#### REQUIRED TASK
Find each line in the items below that contains the string "segments", and copy those lines out.

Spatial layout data
----------------

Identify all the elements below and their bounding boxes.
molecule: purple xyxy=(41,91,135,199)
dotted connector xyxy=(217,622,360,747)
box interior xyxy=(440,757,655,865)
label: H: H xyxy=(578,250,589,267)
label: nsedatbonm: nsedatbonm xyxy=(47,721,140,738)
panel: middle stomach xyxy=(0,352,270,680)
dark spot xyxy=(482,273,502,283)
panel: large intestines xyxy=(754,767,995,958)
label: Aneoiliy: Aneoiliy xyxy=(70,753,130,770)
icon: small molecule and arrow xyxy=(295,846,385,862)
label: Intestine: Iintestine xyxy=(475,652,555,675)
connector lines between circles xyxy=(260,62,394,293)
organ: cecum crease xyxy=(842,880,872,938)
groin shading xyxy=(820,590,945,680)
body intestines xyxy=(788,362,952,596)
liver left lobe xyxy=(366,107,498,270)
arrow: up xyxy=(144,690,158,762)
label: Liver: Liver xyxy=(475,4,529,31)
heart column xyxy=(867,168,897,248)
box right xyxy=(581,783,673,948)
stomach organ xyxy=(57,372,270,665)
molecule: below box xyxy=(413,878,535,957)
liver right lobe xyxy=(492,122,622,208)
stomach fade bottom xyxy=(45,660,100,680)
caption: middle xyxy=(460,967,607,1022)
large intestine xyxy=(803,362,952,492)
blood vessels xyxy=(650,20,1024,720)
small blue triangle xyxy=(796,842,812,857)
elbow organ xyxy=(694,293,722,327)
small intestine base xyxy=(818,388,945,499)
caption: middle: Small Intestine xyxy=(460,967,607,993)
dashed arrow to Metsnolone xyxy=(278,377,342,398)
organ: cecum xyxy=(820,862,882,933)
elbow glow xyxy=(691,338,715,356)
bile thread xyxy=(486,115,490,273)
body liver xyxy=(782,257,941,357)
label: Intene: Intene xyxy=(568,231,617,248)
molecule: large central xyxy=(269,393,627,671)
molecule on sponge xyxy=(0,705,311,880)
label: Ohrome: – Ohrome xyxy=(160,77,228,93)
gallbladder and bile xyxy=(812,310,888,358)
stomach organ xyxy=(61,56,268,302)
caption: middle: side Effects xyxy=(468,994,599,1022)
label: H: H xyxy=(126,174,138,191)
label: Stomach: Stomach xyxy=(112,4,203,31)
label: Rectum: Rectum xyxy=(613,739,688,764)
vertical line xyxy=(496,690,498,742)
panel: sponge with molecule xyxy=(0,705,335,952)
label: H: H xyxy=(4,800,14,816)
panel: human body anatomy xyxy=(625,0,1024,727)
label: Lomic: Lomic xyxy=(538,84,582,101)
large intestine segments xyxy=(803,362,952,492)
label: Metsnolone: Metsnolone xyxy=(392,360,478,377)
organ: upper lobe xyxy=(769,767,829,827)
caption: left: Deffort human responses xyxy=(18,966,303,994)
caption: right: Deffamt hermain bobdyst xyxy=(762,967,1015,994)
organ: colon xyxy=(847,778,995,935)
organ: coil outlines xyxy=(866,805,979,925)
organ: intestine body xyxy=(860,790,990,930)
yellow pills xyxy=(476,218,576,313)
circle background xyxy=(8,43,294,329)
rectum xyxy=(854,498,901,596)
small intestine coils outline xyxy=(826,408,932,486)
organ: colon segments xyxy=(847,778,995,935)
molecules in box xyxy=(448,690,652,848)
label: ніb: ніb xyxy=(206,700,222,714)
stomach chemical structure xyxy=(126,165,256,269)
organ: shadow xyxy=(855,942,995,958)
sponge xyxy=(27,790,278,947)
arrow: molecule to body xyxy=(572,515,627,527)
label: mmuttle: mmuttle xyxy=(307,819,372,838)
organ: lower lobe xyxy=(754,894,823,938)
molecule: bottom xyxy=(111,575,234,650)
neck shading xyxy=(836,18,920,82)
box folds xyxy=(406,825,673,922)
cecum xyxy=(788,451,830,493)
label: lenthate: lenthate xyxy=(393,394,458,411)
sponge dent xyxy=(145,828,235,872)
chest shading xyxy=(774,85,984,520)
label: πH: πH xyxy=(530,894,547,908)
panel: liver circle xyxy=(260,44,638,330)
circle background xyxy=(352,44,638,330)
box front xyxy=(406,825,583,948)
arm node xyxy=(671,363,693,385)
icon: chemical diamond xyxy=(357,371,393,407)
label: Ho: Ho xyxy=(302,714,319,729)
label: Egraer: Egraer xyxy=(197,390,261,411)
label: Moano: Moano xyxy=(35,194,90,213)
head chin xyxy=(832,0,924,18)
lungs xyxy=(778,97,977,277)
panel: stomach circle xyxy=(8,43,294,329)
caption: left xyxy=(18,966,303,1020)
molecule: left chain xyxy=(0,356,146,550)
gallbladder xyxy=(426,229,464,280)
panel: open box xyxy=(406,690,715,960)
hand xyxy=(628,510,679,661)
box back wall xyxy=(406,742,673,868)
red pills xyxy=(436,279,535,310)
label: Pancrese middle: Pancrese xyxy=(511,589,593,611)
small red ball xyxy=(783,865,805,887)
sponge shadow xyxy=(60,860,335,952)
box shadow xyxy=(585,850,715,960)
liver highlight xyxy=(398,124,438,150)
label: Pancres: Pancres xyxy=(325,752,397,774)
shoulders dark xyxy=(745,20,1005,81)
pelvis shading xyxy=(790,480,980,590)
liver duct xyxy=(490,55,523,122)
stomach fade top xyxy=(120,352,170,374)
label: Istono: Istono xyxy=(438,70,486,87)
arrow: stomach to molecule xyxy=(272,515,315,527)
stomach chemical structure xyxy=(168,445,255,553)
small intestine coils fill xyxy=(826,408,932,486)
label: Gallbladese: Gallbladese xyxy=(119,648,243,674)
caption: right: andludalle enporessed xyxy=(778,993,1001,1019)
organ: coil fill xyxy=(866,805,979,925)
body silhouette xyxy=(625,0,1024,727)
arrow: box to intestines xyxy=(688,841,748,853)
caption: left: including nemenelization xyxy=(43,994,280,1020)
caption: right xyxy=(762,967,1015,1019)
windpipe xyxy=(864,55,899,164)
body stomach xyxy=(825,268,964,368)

----------------

#### COMPLETED EXERCISE
large intestine segments xyxy=(803,362,952,492)
organ: colon segments xyxy=(847,778,995,935)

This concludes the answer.